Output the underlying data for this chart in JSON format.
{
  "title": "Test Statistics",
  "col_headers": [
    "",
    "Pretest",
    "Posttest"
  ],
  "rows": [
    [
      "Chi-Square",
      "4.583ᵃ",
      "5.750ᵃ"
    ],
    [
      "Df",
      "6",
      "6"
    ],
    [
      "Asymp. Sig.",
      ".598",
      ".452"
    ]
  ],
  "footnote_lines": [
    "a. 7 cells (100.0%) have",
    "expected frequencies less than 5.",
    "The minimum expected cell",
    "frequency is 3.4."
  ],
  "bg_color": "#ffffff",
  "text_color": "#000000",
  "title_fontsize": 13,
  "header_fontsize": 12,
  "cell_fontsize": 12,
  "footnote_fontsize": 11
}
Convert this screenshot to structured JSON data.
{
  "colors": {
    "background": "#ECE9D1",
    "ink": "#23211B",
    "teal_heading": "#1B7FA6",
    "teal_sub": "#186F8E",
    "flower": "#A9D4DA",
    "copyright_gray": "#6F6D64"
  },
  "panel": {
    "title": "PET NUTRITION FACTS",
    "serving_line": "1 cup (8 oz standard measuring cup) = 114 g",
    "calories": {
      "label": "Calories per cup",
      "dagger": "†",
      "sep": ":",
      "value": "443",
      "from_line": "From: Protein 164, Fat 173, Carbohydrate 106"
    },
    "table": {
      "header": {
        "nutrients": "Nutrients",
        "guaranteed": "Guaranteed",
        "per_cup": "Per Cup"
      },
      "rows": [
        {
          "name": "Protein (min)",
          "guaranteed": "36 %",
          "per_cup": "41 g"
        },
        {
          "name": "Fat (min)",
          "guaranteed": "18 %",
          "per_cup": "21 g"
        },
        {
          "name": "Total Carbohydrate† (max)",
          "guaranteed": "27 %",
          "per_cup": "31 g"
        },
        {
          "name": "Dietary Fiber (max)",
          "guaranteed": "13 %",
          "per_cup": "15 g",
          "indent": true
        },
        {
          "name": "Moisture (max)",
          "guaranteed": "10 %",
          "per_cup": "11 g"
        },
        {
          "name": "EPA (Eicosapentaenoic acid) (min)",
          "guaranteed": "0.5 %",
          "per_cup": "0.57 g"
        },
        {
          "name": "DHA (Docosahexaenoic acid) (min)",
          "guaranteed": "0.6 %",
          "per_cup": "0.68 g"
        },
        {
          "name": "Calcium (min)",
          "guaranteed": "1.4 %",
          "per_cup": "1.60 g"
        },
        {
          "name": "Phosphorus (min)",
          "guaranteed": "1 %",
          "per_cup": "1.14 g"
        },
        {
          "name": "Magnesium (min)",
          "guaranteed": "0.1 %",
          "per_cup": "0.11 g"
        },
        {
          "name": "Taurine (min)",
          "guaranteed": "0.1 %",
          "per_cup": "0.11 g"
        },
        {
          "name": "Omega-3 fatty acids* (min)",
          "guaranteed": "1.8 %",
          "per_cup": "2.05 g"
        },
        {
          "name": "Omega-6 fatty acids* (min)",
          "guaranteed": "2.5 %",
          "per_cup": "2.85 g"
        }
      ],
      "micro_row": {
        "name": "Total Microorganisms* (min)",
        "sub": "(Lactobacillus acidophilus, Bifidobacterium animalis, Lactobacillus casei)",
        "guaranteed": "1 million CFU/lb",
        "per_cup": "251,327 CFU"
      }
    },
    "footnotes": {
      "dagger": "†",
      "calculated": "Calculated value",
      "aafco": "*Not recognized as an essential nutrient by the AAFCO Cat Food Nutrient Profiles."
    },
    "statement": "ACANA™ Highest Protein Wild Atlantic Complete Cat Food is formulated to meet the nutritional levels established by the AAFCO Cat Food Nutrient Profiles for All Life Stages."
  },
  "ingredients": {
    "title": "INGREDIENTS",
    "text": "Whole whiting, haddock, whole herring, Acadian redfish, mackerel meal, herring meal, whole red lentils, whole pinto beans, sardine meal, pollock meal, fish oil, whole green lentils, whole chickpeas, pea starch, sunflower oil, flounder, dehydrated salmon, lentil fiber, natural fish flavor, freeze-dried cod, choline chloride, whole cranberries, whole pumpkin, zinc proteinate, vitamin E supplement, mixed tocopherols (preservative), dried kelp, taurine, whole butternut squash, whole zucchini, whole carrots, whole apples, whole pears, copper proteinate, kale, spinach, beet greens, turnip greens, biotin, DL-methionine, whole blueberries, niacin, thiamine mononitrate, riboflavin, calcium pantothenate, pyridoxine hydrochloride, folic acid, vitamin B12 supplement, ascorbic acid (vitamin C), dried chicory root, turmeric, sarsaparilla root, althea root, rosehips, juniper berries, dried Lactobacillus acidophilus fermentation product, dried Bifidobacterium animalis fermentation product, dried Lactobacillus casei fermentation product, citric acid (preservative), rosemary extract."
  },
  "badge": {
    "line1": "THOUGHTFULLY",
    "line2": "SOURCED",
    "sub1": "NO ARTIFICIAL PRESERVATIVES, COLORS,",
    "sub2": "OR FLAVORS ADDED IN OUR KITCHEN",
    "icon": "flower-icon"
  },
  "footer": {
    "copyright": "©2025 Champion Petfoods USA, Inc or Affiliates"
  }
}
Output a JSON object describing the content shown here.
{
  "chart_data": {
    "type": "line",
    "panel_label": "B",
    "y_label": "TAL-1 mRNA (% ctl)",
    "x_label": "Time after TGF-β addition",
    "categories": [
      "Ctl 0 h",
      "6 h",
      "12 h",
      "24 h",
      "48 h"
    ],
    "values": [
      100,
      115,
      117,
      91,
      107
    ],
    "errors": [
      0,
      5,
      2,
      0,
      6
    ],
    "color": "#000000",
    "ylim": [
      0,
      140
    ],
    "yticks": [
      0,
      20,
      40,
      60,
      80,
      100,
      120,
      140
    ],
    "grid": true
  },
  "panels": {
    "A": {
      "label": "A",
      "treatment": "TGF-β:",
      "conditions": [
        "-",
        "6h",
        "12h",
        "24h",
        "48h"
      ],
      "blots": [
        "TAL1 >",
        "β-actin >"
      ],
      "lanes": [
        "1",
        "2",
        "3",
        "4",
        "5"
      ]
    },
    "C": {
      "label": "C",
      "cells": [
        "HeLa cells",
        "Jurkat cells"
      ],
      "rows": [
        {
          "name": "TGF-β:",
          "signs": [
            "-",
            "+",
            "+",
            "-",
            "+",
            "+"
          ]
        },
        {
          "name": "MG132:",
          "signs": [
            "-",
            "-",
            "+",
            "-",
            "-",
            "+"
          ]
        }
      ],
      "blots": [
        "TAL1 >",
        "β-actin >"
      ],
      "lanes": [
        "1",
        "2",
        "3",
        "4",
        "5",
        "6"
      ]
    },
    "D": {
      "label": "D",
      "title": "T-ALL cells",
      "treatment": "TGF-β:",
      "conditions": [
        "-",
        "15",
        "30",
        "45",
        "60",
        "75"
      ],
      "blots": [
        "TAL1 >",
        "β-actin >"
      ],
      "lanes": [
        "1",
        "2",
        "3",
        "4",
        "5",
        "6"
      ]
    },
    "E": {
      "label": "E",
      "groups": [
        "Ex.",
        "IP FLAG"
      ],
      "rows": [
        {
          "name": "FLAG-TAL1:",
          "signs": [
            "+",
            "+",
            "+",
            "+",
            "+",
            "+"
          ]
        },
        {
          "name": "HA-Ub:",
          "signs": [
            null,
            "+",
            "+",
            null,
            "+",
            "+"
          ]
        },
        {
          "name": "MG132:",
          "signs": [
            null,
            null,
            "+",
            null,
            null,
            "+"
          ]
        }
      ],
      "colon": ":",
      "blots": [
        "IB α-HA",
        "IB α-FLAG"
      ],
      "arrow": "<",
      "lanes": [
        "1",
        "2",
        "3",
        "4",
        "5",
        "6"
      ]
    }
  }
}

⁂

Exact repetition is required: return every record shown above.

**Answer for this exercise**:
Output the underlying data for this chart in JSON format.
{
  "title": "Test Statistics",
  "col_headers": [
    "",
    "Pretest",
    "Posttest"
  ],
  "rows": [
    [
      "Chi-Square",
      "4.583ᵃ",
      "5.750ᵃ"
    ],
    [
      "Df",
      "6",
      "6"
    ],
    [
      "Asymp. Sig.",
      ".598",
      ".452"
    ]
  ],
  "footnote_lines": [
    "a. 7 cells (100.0%) have",
    "expected frequencies less than 5.",
    "The minimum expected cell",
    "frequency is 3.4."
  ],
  "bg_color": "#ffffff",
  "text_color": "#000000",
  "title_fontsize": 13,
  "header_fontsize": 12,
  "cell_fontsize": 12,
  "footnote_fontsize": 11
}
Convert this screenshot to structured JSON data.
{
  "colors": {
    "background": "#ECE9D1",
    "ink": "#23211B",
    "teal_heading": "#1B7FA6",
    "teal_sub": "#186F8E",
    "flower": "#A9D4DA",
    "copyright_gray": "#6F6D64"
  },
  "panel": {
    "title": "PET NUTRITION FACTS",
    "serving_line": "1 cup (8 oz standard measuring cup) = 114 g",
    "calories": {
      "label": "Calories per cup",
      "dagger": "†",
      "sep": ":",
      "value": "443",
      "from_line": "From: Protein 164, Fat 173, Carbohydrate 106"
    },
    "table": {
      "header": {
        "nutrients": "Nutrients",
        "guaranteed": "Guaranteed",
        "per_cup": "Per Cup"
      },
      "rows": [
        {
          "name": "Protein (min)",
          "guaranteed": "36 %",
          "per_cup": "41 g"
        },
        {
          "name": "Fat (min)",
          "guaranteed": "18 %",
          "per_cup": "21 g"
        },
        {
          "name": "Total Carbohydrate† (max)",
          "guaranteed": "27 %",
          "per_cup": "31 g"
        },
        {
          "name": "Dietary Fiber (max)",
          "guaranteed": "13 %",
          "per_cup": "15 g",
          "indent": true
        },
        {
          "name": "Moisture (max)",
          "guaranteed": "10 %",
          "per_cup": "11 g"
        },
        {
          "name": "EPA (Eicosapentaenoic acid) (min)",
          "guaranteed": "0.5 %",
          "per_cup": "0.57 g"
        },
        {
          "name": "DHA (Docosahexaenoic acid) (min)",
          "guaranteed": "0.6 %",
          "per_cup": "0.68 g"
        },
        {
          "name": "Calcium (min)",
          "guaranteed": "1.4 %",
          "per_cup": "1.60 g"
        },
        {
          "name": "Phosphorus (min)",
          "guaranteed": "1 %",
          "per_cup": "1.14 g"
        },
        {
          "name": "Magnesium (min)",
          "guaranteed": "0.1 %",
          "per_cup": "0.11 g"
        },
        {
          "name": "Taurine (min)",
          "guaranteed": "0.1 %",
          "per_cup": "0.11 g"
        },
        {
          "name": "Omega-3 fatty acids* (min)",
          "guaranteed": "1.8 %",
          "per_cup": "2.05 g"
        },
        {
          "name": "Omega-6 fatty acids* (min)",
          "guaranteed": "2.5 %",
          "per_cup": "2.85 g"
        }
      ],
      "micro_row": {
        "name": "Total Microorganisms* (min)",
        "sub": "(Lactobacillus acidophilus, Bifidobacterium animalis, Lactobacillus casei)",
        "guaranteed": "1 million CFU/lb",
        "per_cup": "251,327 CFU"
      }
    },
    "footnotes": {
      "dagger": "†",
      "calculated": "Calculated value",
      "aafco": "*Not recognized as an essential nutrient by the AAFCO Cat Food Nutrient Profiles."
    },
    "statement": "ACANA™ Highest Protein Wild Atlantic Complete Cat Food is formulated to meet the nutritional levels established by the AAFCO Cat Food Nutrient Profiles for All Life Stages."
  },
  "ingredients": {
    "title": "INGREDIENTS",
    "text": "Whole whiting, haddock, whole herring, Acadian redfish, mackerel meal, herring meal, whole red lentils, whole pinto beans, sardine meal, pollock meal, fish oil, whole green lentils, whole chickpeas, pea starch, sunflower oil, flounder, dehydrated salmon, lentil fiber, natural fish flavor, freeze-dried cod, choline chloride, whole cranberries, whole pumpkin, zinc proteinate, vitamin E supplement, mixed tocopherols (preservative), dried kelp, taurine, whole butternut squash, whole zucchini, whole carrots, whole apples, whole pears, copper proteinate, kale, spinach, beet greens, turnip greens, biotin, DL-methionine, whole blueberries, niacin, thiamine mononitrate, riboflavin, calcium pantothenate, pyridoxine hydrochloride, folic acid, vitamin B12 supplement, ascorbic acid (vitamin C), dried chicory root, turmeric, sarsaparilla root, althea root, rosehips, juniper berries, dried Lactobacillus acidophilus fermentation product, dried Bifidobacterium animalis fermentation product, dried Lactobacillus casei fermentation product, citric acid (preservative), rosemary extract."
  },
  "badge": {
    "line1": "THOUGHTFULLY",
    "line2": "SOURCED",
    "sub1": "NO ARTIFICIAL PRESERVATIVES, COLORS,",
    "sub2": "OR FLAVORS ADDED IN OUR KITCHEN",
    "icon": "flower-icon"
  },
  "footer": {
    "copyright": "©2025 Champion Petfoods USA, Inc or Affiliates"
  }
}
Output a JSON object describing the content shown here.
{
  "chart_data": {
    "type": "line",
    "panel_label": "B",
    "y_label": "TAL-1 mRNA (% ctl)",
    "x_label": "Time after TGF-β addition",
    "categories": [
      "Ctl 0 h",
      "6 h",
      "12 h",
      "24 h",
      "48 h"
    ],
    "values": [
      100,
      115,
      117,
      91,
      107
    ],
    "errors": [
      0,
      5,
      2,
      0,
      6
    ],
    "color": "#000000",
    "ylim": [
      0,
      140
    ],
    "yticks": [
      0,
      20,
      40,
      60,
      80,
      100,
      120,
      140
    ],
    "grid": true
  },
  "panels": {
    "A": {
      "label": "A",
      "treatment": "TGF-β:",
      "conditions": [
        "-",
        "6h",
        "12h",
        "24h",
        "48h"
      ],
      "blots": [
        "TAL1 >",
        "β-actin >"
      ],
      "lanes": [
        "1",
        "2",
        "3",
        "4",
        "5"
      ]
    },
    "C": {
      "label": "C",
      "cells": [
        "HeLa cells",
        "Jurkat cells"
      ],
      "rows": [
        {
          "name": "TGF-β:",
          "signs": [
            "-",
            "+",
            "+",
            "-",
            "+",
            "+"
          ]
        },
        {
          "name": "MG132:",
          "signs": [
            "-",
            "-",
            "+",
            "-",
            "-",
            "+"
          ]
        }
      ],
      "blots": [
        "TAL1 >",
        "β-actin >"
      ],
      "lanes": [
        "1",
        "2",
        "3",
        "4",
        "5",
        "6"
      ]
    },
    "D": {
      "label": "D",
      "title": "T-ALL cells",
      "treatment": "TGF-β:",
      "conditions": [
        "-",
        "15",
        "30",
        "45",
        "60",
        "75"
      ],
      "blots": [
        "TAL1 >",
        "β-actin >"
      ],
      "lanes": [
        "1",
        "2",
        "3",
        "4",
        "5",
        "6"
      ]
    },
    "E": {
      "label": "E",
      "groups": [
        "Ex.",
        "IP FLAG"
      ],
      "rows": [
        {
          "name": "FLAG-TAL1:",
          "signs": [
            "+",
            "+",
            "+",
            "+",
            "+",
            "+"
          ]
        },
        {
          "name": "HA-Ub:",
          "signs": [
            null,
            "+",
            "+",
            null,
            "+",
            "+"
          ]
        },
        {
          "name": "MG132:",
          "signs": [
            null,
            null,
            "+",
            null,
            null,
            "+"
          ]
        }
      ],
      "colon": ":",
      "blots": [
        "IB α-HA",
        "IB α-FLAG"
      ],
      "arrow": "<",
      "lanes": [
        "1",
        "2",
        "3",
        "4",
        "5",
        "6"
      ]
    }
  }
}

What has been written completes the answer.